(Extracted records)
▼
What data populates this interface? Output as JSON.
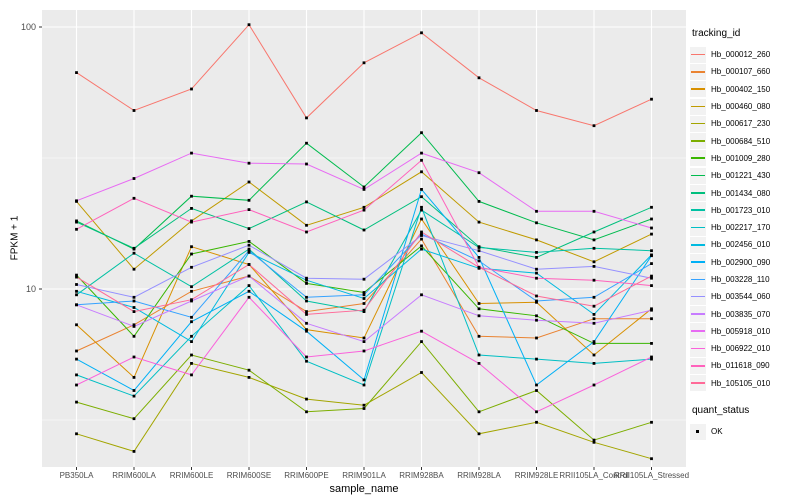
{
  "figure": {
    "y_axis_title": "FPKM + 1",
    "x_axis_title": "sample_name"
  },
  "legend": {
    "tracking_title": "tracking_id",
    "quant_title": "quant_status",
    "quant_item_label": "OK"
  },
  "colors": {
    "panel_background": "#EBEBEB",
    "gridline": "#FFFFFF",
    "axis_text": "#4D4D4D",
    "tick_mark": "#333333",
    "point_marker": "#000000",
    "legend_key_background": "#F2F2F2"
  },
  "chart_data": {
    "type": "line",
    "title": "",
    "xlabel": "sample_name",
    "ylabel": "FPKM + 1",
    "y_scale": "log10",
    "ylim": [
      2.1,
      116
    ],
    "y_major_ticks": [
      10,
      100
    ],
    "y_minor_gridlines": [
      3.162,
      31.62
    ],
    "grid": true,
    "legend_position": "right",
    "point_marker": "black-square",
    "quant_status_legend": {
      "title": "quant_status",
      "items": [
        "OK"
      ]
    },
    "categories": [
      "PB350LA",
      "RRIM600LA",
      "RRIM600LE",
      "RRIM600SE",
      "RRIM600PE",
      "RRIM901LA",
      "RRIM928BA",
      "RRIM928LA",
      "RRIM928LE",
      "RRII105LA_Control",
      "RRII105LA_Stressed"
    ],
    "series": [
      {
        "name": "Hb_000012_260",
        "color": "#F8766D",
        "values": [
          67,
          48,
          58,
          102,
          45,
          73,
          95,
          64,
          48,
          42,
          53
        ]
      },
      {
        "name": "Hb_000107_660",
        "color": "#EA8331",
        "values": [
          5.8,
          7.3,
          9.8,
          11.2,
          8.2,
          8.8,
          15.5,
          6.6,
          6.5,
          7.7,
          7.7
        ]
      },
      {
        "name": "Hb_000402_150",
        "color": "#D89000",
        "values": [
          7.3,
          4.6,
          14.5,
          12.4,
          7.0,
          6.5,
          18.5,
          8.8,
          8.9,
          5.6,
          8.4
        ]
      },
      {
        "name": "Hb_000460_080",
        "color": "#C09B00",
        "values": [
          21.6,
          11.9,
          18.2,
          25.6,
          17.5,
          20.5,
          28.0,
          18.0,
          15.4,
          12.7,
          16.2
        ]
      },
      {
        "name": "Hb_000617_230",
        "color": "#A3A500",
        "values": [
          2.8,
          2.4,
          5.2,
          4.6,
          3.8,
          3.6,
          4.8,
          2.8,
          3.1,
          2.6,
          2.25
        ]
      },
      {
        "name": "Hb_000684_510",
        "color": "#7CAE00",
        "values": [
          3.7,
          3.2,
          5.6,
          4.9,
          3.4,
          3.5,
          6.3,
          3.4,
          4.1,
          2.65,
          3.1
        ]
      },
      {
        "name": "Hb_001009_280",
        "color": "#39B600",
        "values": [
          11.3,
          6.6,
          13.6,
          15.2,
          10.5,
          9.7,
          14.6,
          8.4,
          7.9,
          6.2,
          6.2
        ]
      },
      {
        "name": "Hb_001221_430",
        "color": "#00BB4E",
        "values": [
          18.2,
          14.2,
          22.6,
          21.8,
          36.0,
          24.5,
          39.5,
          21.6,
          17.9,
          15.4,
          18.5
        ]
      },
      {
        "name": "Hb_001434_080",
        "color": "#00BF7D",
        "values": [
          18.0,
          14.3,
          20.3,
          17.0,
          21.5,
          16.8,
          22.5,
          14.5,
          13.2,
          16.5,
          20.5
        ]
      },
      {
        "name": "Hb_001723_010",
        "color": "#00C1A3",
        "values": [
          9.5,
          13.7,
          10.2,
          14.2,
          9.0,
          8.2,
          20.0,
          14.4,
          13.8,
          14.3,
          14.0
        ]
      },
      {
        "name": "Hb_002217_170",
        "color": "#00BFC4",
        "values": [
          4.7,
          3.9,
          6.6,
          10.3,
          5.3,
          4.3,
          20.5,
          5.6,
          5.4,
          5.2,
          5.4
        ]
      },
      {
        "name": "Hb_002456_010",
        "color": "#00BAE0",
        "values": [
          9.8,
          8.5,
          6.3,
          13.8,
          10.8,
          9.2,
          14.2,
          12.0,
          11.5,
          8.0,
          13.5
        ]
      },
      {
        "name": "Hb_002900_090",
        "color": "#00B0F6",
        "values": [
          5.4,
          4.1,
          7.5,
          9.8,
          6.9,
          4.5,
          24.0,
          13.2,
          4.3,
          6.3,
          13.4
        ]
      },
      {
        "name": "Hb_003228_110",
        "color": "#35A2FF",
        "values": [
          8.7,
          9.0,
          7.8,
          14.0,
          9.3,
          9.5,
          16.2,
          12.8,
          9.0,
          9.3,
          12.5
        ]
      },
      {
        "name": "Hb_003544_060",
        "color": "#9590FF",
        "values": [
          10.4,
          9.3,
          12.1,
          14.7,
          11.0,
          10.9,
          16.0,
          14.0,
          11.9,
          12.2,
          11.0
        ]
      },
      {
        "name": "Hb_003835_070",
        "color": "#C77CFF",
        "values": [
          8.7,
          7.2,
          9.0,
          11.2,
          7.4,
          6.3,
          9.5,
          7.9,
          7.6,
          7.4,
          8.3
        ]
      },
      {
        "name": "Hb_005918_010",
        "color": "#E76BF3",
        "values": [
          21.7,
          26.4,
          33.0,
          30.2,
          30.0,
          24.0,
          33.0,
          27.8,
          19.8,
          19.8,
          17.1
        ]
      },
      {
        "name": "Hb_006922_010",
        "color": "#FA62DB",
        "values": [
          4.3,
          5.5,
          4.7,
          9.3,
          5.5,
          5.8,
          6.9,
          5.2,
          3.4,
          4.3,
          5.5
        ]
      },
      {
        "name": "Hb_011618_090",
        "color": "#FF62BC",
        "values": [
          16.9,
          22.2,
          18.0,
          20.1,
          16.5,
          20.0,
          31.0,
          12.1,
          11.0,
          10.8,
          10.3
        ]
      },
      {
        "name": "Hb_105105_010",
        "color": "#FF6A98",
        "values": [
          11.1,
          8.2,
          9.1,
          12.4,
          8.0,
          8.3,
          16.5,
          12.1,
          9.4,
          8.6,
          11.2
        ]
      }
    ]
  }
}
▲
= Your task =
Omit the pictures. Output every record above word for word.

= Finished task =
What data populates this interface? Output as JSON.
{
  "figure": {
    "y_axis_title": "FPKM + 1",
    "x_axis_title": "sample_name"
  },
  "legend": {
    "tracking_title": "tracking_id",
    "quant_title": "quant_status",
    "quant_item_label": "OK"
  },
  "colors": {
    "panel_background": "#EBEBEB",
    "gridline": "#FFFFFF",
    "axis_text": "#4D4D4D",
    "tick_mark": "#333333",
    "point_marker": "#000000",
    "legend_key_background": "#F2F2F2"
  },
  "chart_data": {
    "type": "line",
    "title": "",
    "xlabel": "sample_name",
    "ylabel": "FPKM + 1",
    "y_scale": "log10",
    "ylim": [
      2.1,
      116
    ],
    "y_major_ticks": [
      10,
      100
    ],
    "y_minor_gridlines": [
      3.162,
      31.62
    ],
    "grid": true,
    "legend_position": "right",
    "point_marker": "black-square",
    "quant_status_legend": {
      "title": "quant_status",
      "items": [
        "OK"
      ]
    },
    "categories": [
      "PB350LA",
      "RRIM600LA",
      "RRIM600LE",
      "RRIM600SE",
      "RRIM600PE",
      "RRIM901LA",
      "RRIM928BA",
      "RRIM928LA",
      "RRIM928LE",
      "RRII105LA_Control",
      "RRII105LA_Stressed"
    ],
    "series": [
      {
        "name": "Hb_000012_260",
        "color": "#F8766D",
        "values": [
          67,
          48,
          58,
          102,
          45,
          73,
          95,
          64,
          48,
          42,
          53
        ]
      },
      {
        "name": "Hb_000107_660",
        "color": "#EA8331",
        "values": [
          5.8,
          7.3,
          9.8,
          11.2,
          8.2,
          8.8,
          15.5,
          6.6,
          6.5,
          7.7,
          7.7
        ]
      },
      {
        "name": "Hb_000402_150",
        "color": "#D89000",
        "values": [
          7.3,
          4.6,
          14.5,
          12.4,
          7.0,
          6.5,
          18.5,
          8.8,
          8.9,
          5.6,
          8.4
        ]
      },
      {
        "name": "Hb_000460_080",
        "color": "#C09B00",
        "values": [
          21.6,
          11.9,
          18.2,
          25.6,
          17.5,
          20.5,
          28.0,
          18.0,
          15.4,
          12.7,
          16.2
        ]
      },
      {
        "name": "Hb_000617_230",
        "color": "#A3A500",
        "values": [
          2.8,
          2.4,
          5.2,
          4.6,
          3.8,
          3.6,
          4.8,
          2.8,
          3.1,
          2.6,
          2.25
        ]
      },
      {
        "name": "Hb_000684_510",
        "color": "#7CAE00",
        "values": [
          3.7,
          3.2,
          5.6,
          4.9,
          3.4,
          3.5,
          6.3,
          3.4,
          4.1,
          2.65,
          3.1
        ]
      },
      {
        "name": "Hb_001009_280",
        "color": "#39B600",
        "values": [
          11.3,
          6.6,
          13.6,
          15.2,
          10.5,
          9.7,
          14.6,
          8.4,
          7.9,
          6.2,
          6.2
        ]
      },
      {
        "name": "Hb_001221_430",
        "color": "#00BB4E",
        "values": [
          18.2,
          14.2,
          22.6,
          21.8,
          36.0,
          24.5,
          39.5,
          21.6,
          17.9,
          15.4,
          18.5
        ]
      },
      {
        "name": "Hb_001434_080",
        "color": "#00BF7D",
        "values": [
          18.0,
          14.3,
          20.3,
          17.0,
          21.5,
          16.8,
          22.5,
          14.5,
          13.2,
          16.5,
          20.5
        ]
      },
      {
        "name": "Hb_001723_010",
        "color": "#00C1A3",
        "values": [
          9.5,
          13.7,
          10.2,
          14.2,
          9.0,
          8.2,
          20.0,
          14.4,
          13.8,
          14.3,
          14.0
        ]
      },
      {
        "name": "Hb_002217_170",
        "color": "#00BFC4",
        "values": [
          4.7,
          3.9,
          6.6,
          10.3,
          5.3,
          4.3,
          20.5,
          5.6,
          5.4,
          5.2,
          5.4
        ]
      },
      {
        "name": "Hb_002456_010",
        "color": "#00BAE0",
        "values": [
          9.8,
          8.5,
          6.3,
          13.8,
          10.8,
          9.2,
          14.2,
          12.0,
          11.5,
          8.0,
          13.5
        ]
      },
      {
        "name": "Hb_002900_090",
        "color": "#00B0F6",
        "values": [
          5.4,
          4.1,
          7.5,
          9.8,
          6.9,
          4.5,
          24.0,
          13.2,
          4.3,
          6.3,
          13.4
        ]
      },
      {
        "name": "Hb_003228_110",
        "color": "#35A2FF",
        "values": [
          8.7,
          9.0,
          7.8,
          14.0,
          9.3,
          9.5,
          16.2,
          12.8,
          9.0,
          9.3,
          12.5
        ]
      },
      {
        "name": "Hb_003544_060",
        "color": "#9590FF",
        "values": [
          10.4,
          9.3,
          12.1,
          14.7,
          11.0,
          10.9,
          16.0,
          14.0,
          11.9,
          12.2,
          11.0
        ]
      },
      {
        "name": "Hb_003835_070",
        "color": "#C77CFF",
        "values": [
          8.7,
          7.2,
          9.0,
          11.2,
          7.4,
          6.3,
          9.5,
          7.9,
          7.6,
          7.4,
          8.3
        ]
      },
      {
        "name": "Hb_005918_010",
        "color": "#E76BF3",
        "values": [
          21.7,
          26.4,
          33.0,
          30.2,
          30.0,
          24.0,
          33.0,
          27.8,
          19.8,
          19.8,
          17.1
        ]
      },
      {
        "name": "Hb_006922_010",
        "color": "#FA62DB",
        "values": [
          4.3,
          5.5,
          4.7,
          9.3,
          5.5,
          5.8,
          6.9,
          5.2,
          3.4,
          4.3,
          5.5
        ]
      },
      {
        "name": "Hb_011618_090",
        "color": "#FF62BC",
        "values": [
          16.9,
          22.2,
          18.0,
          20.1,
          16.5,
          20.0,
          31.0,
          12.1,
          11.0,
          10.8,
          10.3
        ]
      },
      {
        "name": "Hb_105105_010",
        "color": "#FF6A98",
        "values": [
          11.1,
          8.2,
          9.1,
          12.4,
          8.0,
          8.3,
          16.5,
          12.1,
          9.4,
          8.6,
          11.2
        ]
      }
    ]
  }
}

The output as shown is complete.